What is expected —
Take the material below and retype it in full; pictures are left out.

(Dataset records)
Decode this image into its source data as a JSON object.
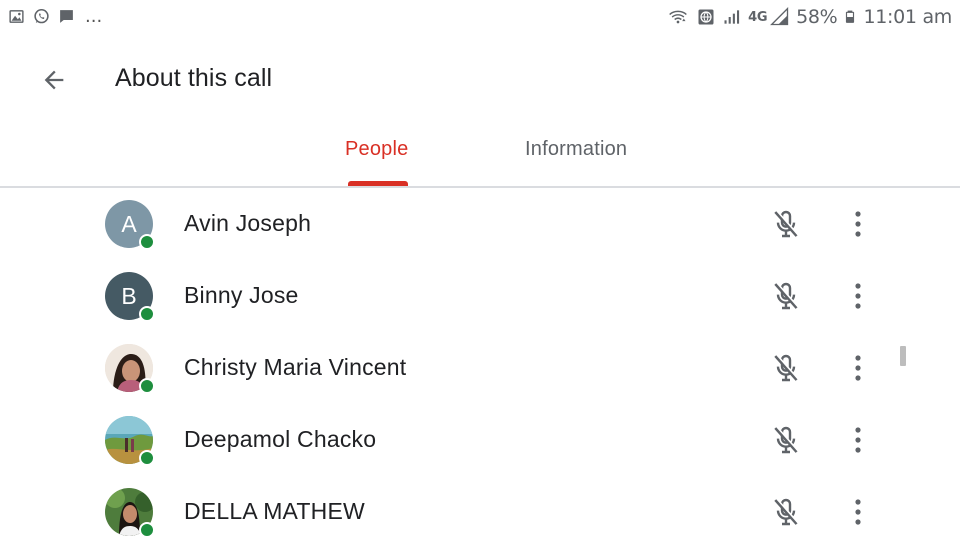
{
  "status_bar": {
    "left_icons": [
      "gallery-icon",
      "whatsapp-icon",
      "message-icon"
    ],
    "overflow": "...",
    "network_type": "4G",
    "battery": "58%",
    "time": "11:01 am"
  },
  "header": {
    "title": "About this call"
  },
  "tabs": [
    {
      "label": "People",
      "active": true
    },
    {
      "label": "Information",
      "active": false
    }
  ],
  "colors": {
    "accent": "#d93025",
    "presence": "#1e8e3e",
    "icon": "#5f6368"
  },
  "participants": [
    {
      "name": "Avin Joseph",
      "initial": "A",
      "avatar_color": "#7e97a6",
      "avatar_type": "initial",
      "online": true,
      "muted": true
    },
    {
      "name": "Binny Jose",
      "initial": "B",
      "avatar_color": "#455a64",
      "avatar_type": "initial",
      "online": true,
      "muted": true
    },
    {
      "name": "Christy Maria Vincent",
      "initial": "",
      "avatar_color": "#c9a48e",
      "avatar_type": "photo",
      "online": true,
      "muted": true
    },
    {
      "name": "Deepamol Chacko",
      "initial": "",
      "avatar_color": "#4c8f9a",
      "avatar_type": "photo",
      "online": true,
      "muted": true
    },
    {
      "name": "DELLA MATHEW",
      "initial": "",
      "avatar_color": "#3f6b3a",
      "avatar_type": "photo",
      "online": true,
      "muted": true
    }
  ]
}
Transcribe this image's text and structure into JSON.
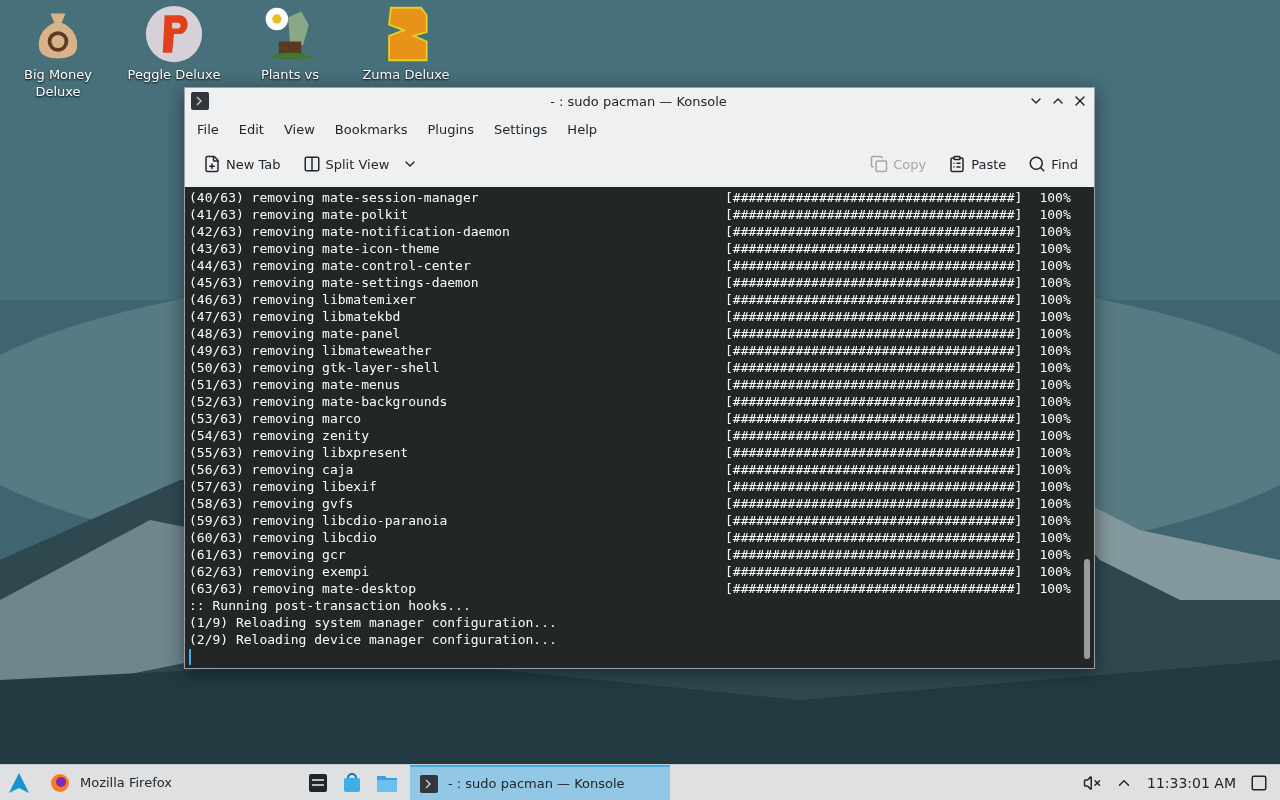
{
  "desktop_icons": [
    {
      "label": "Big Money\nDeluxe",
      "kind": "bag"
    },
    {
      "label": "Peggle Deluxe",
      "kind": "ball"
    },
    {
      "label": "Plants vs",
      "kind": "plant"
    },
    {
      "label": "Zuma Deluxe",
      "kind": "block"
    }
  ],
  "window": {
    "title": "- : sudo pacman — Konsole",
    "menu": [
      "File",
      "Edit",
      "View",
      "Bookmarks",
      "Plugins",
      "Settings",
      "Help"
    ],
    "toolbar_left": [
      {
        "label": "New Tab",
        "kind": "newtab"
      },
      {
        "label": "Split View",
        "kind": "split"
      }
    ],
    "toolbar_right": [
      {
        "label": "Copy",
        "kind": "copy",
        "disabled": true
      },
      {
        "label": "Paste",
        "kind": "paste",
        "disabled": false
      },
      {
        "label": "Find",
        "kind": "find",
        "disabled": false
      }
    ],
    "terminal": {
      "lines": [
        {
          "text": "(40/63) removing mate-session-manager",
          "bar": "[####################################]",
          "percent": "100%"
        },
        {
          "text": "(41/63) removing mate-polkit",
          "bar": "[####################################]",
          "percent": "100%"
        },
        {
          "text": "(42/63) removing mate-notification-daemon",
          "bar": "[####################################]",
          "percent": "100%"
        },
        {
          "text": "(43/63) removing mate-icon-theme",
          "bar": "[####################################]",
          "percent": "100%"
        },
        {
          "text": "(44/63) removing mate-control-center",
          "bar": "[####################################]",
          "percent": "100%"
        },
        {
          "text": "(45/63) removing mate-settings-daemon",
          "bar": "[####################################]",
          "percent": "100%"
        },
        {
          "text": "(46/63) removing libmatemixer",
          "bar": "[####################################]",
          "percent": "100%"
        },
        {
          "text": "(47/63) removing libmatekbd",
          "bar": "[####################################]",
          "percent": "100%"
        },
        {
          "text": "(48/63) removing mate-panel",
          "bar": "[####################################]",
          "percent": "100%"
        },
        {
          "text": "(49/63) removing libmateweather",
          "bar": "[####################################]",
          "percent": "100%"
        },
        {
          "text": "(50/63) removing gtk-layer-shell",
          "bar": "[####################################]",
          "percent": "100%"
        },
        {
          "text": "(51/63) removing mate-menus",
          "bar": "[####################################]",
          "percent": "100%"
        },
        {
          "text": "(52/63) removing mate-backgrounds",
          "bar": "[####################################]",
          "percent": "100%"
        },
        {
          "text": "(53/63) removing marco",
          "bar": "[####################################]",
          "percent": "100%"
        },
        {
          "text": "(54/63) removing zenity",
          "bar": "[####################################]",
          "percent": "100%"
        },
        {
          "text": "(55/63) removing libxpresent",
          "bar": "[####################################]",
          "percent": "100%"
        },
        {
          "text": "(56/63) removing caja",
          "bar": "[####################################]",
          "percent": "100%"
        },
        {
          "text": "(57/63) removing libexif",
          "bar": "[####################################]",
          "percent": "100%"
        },
        {
          "text": "(58/63) removing gvfs",
          "bar": "[####################################]",
          "percent": "100%"
        },
        {
          "text": "(59/63) removing libcdio-paranoia",
          "bar": "[####################################]",
          "percent": "100%"
        },
        {
          "text": "(60/63) removing libcdio",
          "bar": "[####################################]",
          "percent": "100%"
        },
        {
          "text": "(61/63) removing gcr",
          "bar": "[####################################]",
          "percent": "100%"
        },
        {
          "text": "(62/63) removing exempi",
          "bar": "[####################################]",
          "percent": "100%"
        },
        {
          "text": "(63/63) removing mate-desktop",
          "bar": "[####################################]",
          "percent": "100%"
        },
        {
          "text": ":: Running post-transaction hooks..."
        },
        {
          "text": "(1/9) Reloading system manager configuration..."
        },
        {
          "text": "(2/9) Reloading device manager configuration..."
        }
      ]
    }
  },
  "taskbar": {
    "tasks": [
      {
        "label": "Mozilla Firefox",
        "kind": "firefox",
        "selected": false
      },
      {
        "label": "- : sudo pacman — Konsole",
        "kind": "konsole",
        "selected": true
      }
    ],
    "launchers": [
      {
        "kind": "monitor"
      },
      {
        "kind": "store"
      },
      {
        "kind": "folder"
      }
    ],
    "clock": "11:33:01 AM"
  }
}
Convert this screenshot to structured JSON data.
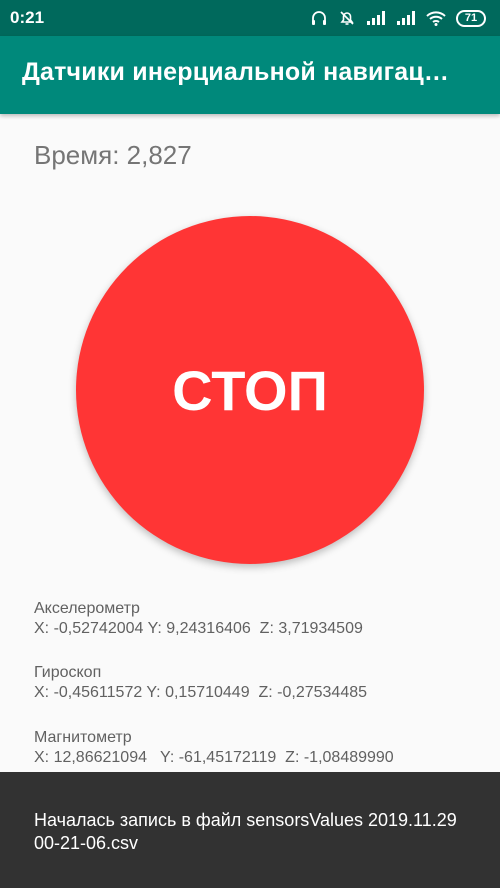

Task output —
Decode this image into its source data as a JSON object.
{
  "status_bar": {
    "left_icons": [
      "gallery-icon",
      "whatsapp-icon",
      "message-icon"
    ],
    "overflow": "...",
    "network_type": "4G",
    "battery": "58%",
    "time": "11:01 am"
  },
  "header": {
    "title": "About this call"
  },
  "tabs": [
    {
      "label": "People",
      "active": true
    },
    {
      "label": "Information",
      "active": false
    }
  ],
  "colors": {
    "accent": "#d93025",
    "presence": "#1e8e3e",
    "icon": "#5f6368"
  },
  "participants": [
    {
      "name": "Avin Joseph",
      "initial": "A",
      "avatar_color": "#7e97a6",
      "avatar_type": "initial",
      "online": true,
      "muted": true
    },
    {
      "name": "Binny Jose",
      "initial": "B",
      "avatar_color": "#455a64",
      "avatar_type": "initial",
      "online": true,
      "muted": true
    },
    {
      "name": "Christy Maria Vincent",
      "initial": "",
      "avatar_color": "#c9a48e",
      "avatar_type": "photo",
      "online": true,
      "muted": true
    },
    {
      "name": "Deepamol Chacko",
      "initial": "",
      "avatar_color": "#4c8f9a",
      "avatar_type": "photo",
      "online": true,
      "muted": true
    },
    {
      "name": "DELLA MATHEW",
      "initial": "",
      "avatar_color": "#3f6b3a",
      "avatar_type": "photo",
      "online": true,
      "muted": true
    }
  ]
}
Transcribe this image's text and structure into JSON.
{
  "desktop_icons": [
    {
      "label": "Big Money\nDeluxe",
      "kind": "bag"
    },
    {
      "label": "Peggle Deluxe",
      "kind": "ball"
    },
    {
      "label": "Plants vs",
      "kind": "plant"
    },
    {
      "label": "Zuma Deluxe",
      "kind": "block"
    }
  ],
  "window": {
    "title": "- : sudo pacman — Konsole",
    "menu": [
      "File",
      "Edit",
      "View",
      "Bookmarks",
      "Plugins",
      "Settings",
      "Help"
    ],
    "toolbar_left": [
      {
        "label": "New Tab",
        "kind": "newtab"
      },
      {
        "label": "Split View",
        "kind": "split"
      }
    ],
    "toolbar_right": [
      {
        "label": "Copy",
        "kind": "copy",
        "disabled": true
      },
      {
        "label": "Paste",
        "kind": "paste",
        "disabled": false
      },
      {
        "label": "Find",
        "kind": "find",
        "disabled": false
      }
    ],
    "terminal": {
      "lines": [
        {
          "text": "(40/63) removing mate-session-manager",
          "bar": "[####################################]",
          "percent": "100%"
        },
        {
          "text": "(41/63) removing mate-polkit",
          "bar": "[####################################]",
          "percent": "100%"
        },
        {
          "text": "(42/63) removing mate-notification-daemon",
          "bar": "[####################################]",
          "percent": "100%"
        },
        {
          "text": "(43/63) removing mate-icon-theme",
          "bar": "[####################################]",
          "percent": "100%"
        },
        {
          "text": "(44/63) removing mate-control-center",
          "bar": "[####################################]",
          "percent": "100%"
        },
        {
          "text": "(45/63) removing mate-settings-daemon",
          "bar": "[####################################]",
          "percent": "100%"
        },
        {
          "text": "(46/63) removing libmatemixer",
          "bar": "[####################################]",
          "percent": "100%"
        },
        {
          "text": "(47/63) removing libmatekbd",
          "bar": "[####################################]",
          "percent": "100%"
        },
        {
          "text": "(48/63) removing mate-panel",
          "bar": "[####################################]",
          "percent": "100%"
        },
        {
          "text": "(49/63) removing libmateweather",
          "bar": "[####################################]",
          "percent": "100%"
        },
        {
          "text": "(50/63) removing gtk-layer-shell",
          "bar": "[####################################]",
          "percent": "100%"
        },
        {
          "text": "(51/63) removing mate-menus",
          "bar": "[####################################]",
          "percent": "100%"
        },
        {
          "text": "(52/63) removing mate-backgrounds",
          "bar": "[####################################]",
          "percent": "100%"
        },
        {
          "text": "(53/63) removing marco",
          "bar": "[####################################]",
          "percent": "100%"
        },
        {
          "text": "(54/63) removing zenity",
          "bar": "[####################################]",
          "percent": "100%"
        },
        {
          "text": "(55/63) removing libxpresent",
          "bar": "[####################################]",
          "percent": "100%"
        },
        {
          "text": "(56/63) removing caja",
          "bar": "[####################################]",
          "percent": "100%"
        },
        {
          "text": "(57/63) removing libexif",
          "bar": "[####################################]",
          "percent": "100%"
        },
        {
          "text": "(58/63) removing gvfs",
          "bar": "[####################################]",
          "percent": "100%"
        },
        {
          "text": "(59/63) removing libcdio-paranoia",
          "bar": "[####################################]",
          "percent": "100%"
        },
        {
          "text": "(60/63) removing libcdio",
          "bar": "[####################################]",
          "percent": "100%"
        },
        {
          "text": "(61/63) removing gcr",
          "bar": "[####################################]",
          "percent": "100%"
        },
        {
          "text": "(62/63) removing exempi",
          "bar": "[####################################]",
          "percent": "100%"
        },
        {
          "text": "(63/63) removing mate-desktop",
          "bar": "[####################################]",
          "percent": "100%"
        },
        {
          "text": ":: Running post-transaction hooks..."
        },
        {
          "text": "(1/9) Reloading system manager configuration..."
        },
        {
          "text": "(2/9) Reloading device manager configuration..."
        }
      ]
    }
  },
  "taskbar": {
    "tasks": [
      {
        "label": "Mozilla Firefox",
        "kind": "firefox",
        "selected": false
      },
      {
        "label": "- : sudo pacman — Konsole",
        "kind": "konsole",
        "selected": true
      }
    ],
    "launchers": [
      {
        "kind": "monitor"
      },
      {
        "kind": "store"
      },
      {
        "kind": "folder"
      }
    ],
    "clock": "11:33:01 AM"
  }
}
Convert this screenshot to structured JSON data.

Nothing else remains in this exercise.